▶ _Exercise_: The listing below is to be output in its exact form.

[Entries from a dataset]
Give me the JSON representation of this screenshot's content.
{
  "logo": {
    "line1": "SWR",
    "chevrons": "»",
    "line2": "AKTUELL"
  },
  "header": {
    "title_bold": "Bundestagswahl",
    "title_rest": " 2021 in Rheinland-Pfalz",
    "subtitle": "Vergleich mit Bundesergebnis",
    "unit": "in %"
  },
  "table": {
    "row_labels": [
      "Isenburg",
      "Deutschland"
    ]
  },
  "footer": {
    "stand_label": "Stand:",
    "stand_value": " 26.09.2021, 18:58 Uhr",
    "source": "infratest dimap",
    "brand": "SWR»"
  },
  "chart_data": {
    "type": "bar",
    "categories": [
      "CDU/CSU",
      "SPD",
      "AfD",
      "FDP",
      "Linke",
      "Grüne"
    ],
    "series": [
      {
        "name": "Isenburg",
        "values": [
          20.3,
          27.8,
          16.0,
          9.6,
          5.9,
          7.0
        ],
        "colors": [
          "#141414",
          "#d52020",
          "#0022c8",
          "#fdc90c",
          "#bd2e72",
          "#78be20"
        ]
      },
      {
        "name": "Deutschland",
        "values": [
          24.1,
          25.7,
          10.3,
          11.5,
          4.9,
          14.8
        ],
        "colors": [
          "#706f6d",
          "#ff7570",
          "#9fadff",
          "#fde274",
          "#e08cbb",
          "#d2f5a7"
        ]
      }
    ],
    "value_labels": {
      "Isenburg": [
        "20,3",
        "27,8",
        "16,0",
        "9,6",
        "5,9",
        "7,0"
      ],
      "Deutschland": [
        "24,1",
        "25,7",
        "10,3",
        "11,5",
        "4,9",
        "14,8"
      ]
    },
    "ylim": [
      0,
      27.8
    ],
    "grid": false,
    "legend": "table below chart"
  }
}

▶ _Exercise answer_:
Give me the JSON representation of this screenshot's content.
{
  "logo": {
    "line1": "SWR",
    "chevrons": "»",
    "line2": "AKTUELL"
  },
  "header": {
    "title_bold": "Bundestagswahl",
    "title_rest": " 2021 in Rheinland-Pfalz",
    "subtitle": "Vergleich mit Bundesergebnis",
    "unit": "in %"
  },
  "table": {
    "row_labels": [
      "Isenburg",
      "Deutschland"
    ]
  },
  "footer": {
    "stand_label": "Stand:",
    "stand_value": " 26.09.2021, 18:58 Uhr",
    "source": "infratest dimap",
    "brand": "SWR»"
  },
  "chart_data": {
    "type": "bar",
    "categories": [
      "CDU/CSU",
      "SPD",
      "AfD",
      "FDP",
      "Linke",
      "Grüne"
    ],
    "series": [
      {
        "name": "Isenburg",
        "values": [
          20.3,
          27.8,
          16.0,
          9.6,
          5.9,
          7.0
        ],
        "colors": [
          "#141414",
          "#d52020",
          "#0022c8",
          "#fdc90c",
          "#bd2e72",
          "#78be20"
        ]
      },
      {
        "name": "Deutschland",
        "values": [
          24.1,
          25.7,
          10.3,
          11.5,
          4.9,
          14.8
        ],
        "colors": [
          "#706f6d",
          "#ff7570",
          "#9fadff",
          "#fde274",
          "#e08cbb",
          "#d2f5a7"
        ]
      }
    ],
    "value_labels": {
      "Isenburg": [
        "20,3",
        "27,8",
        "16,0",
        "9,6",
        "5,9",
        "7,0"
      ],
      "Deutschland": [
        "24,1",
        "25,7",
        "10,3",
        "11,5",
        "4,9",
        "14,8"
      ]
    },
    "ylim": [
      0,
      27.8
    ],
    "grid": false,
    "legend": "table below chart"
  }
}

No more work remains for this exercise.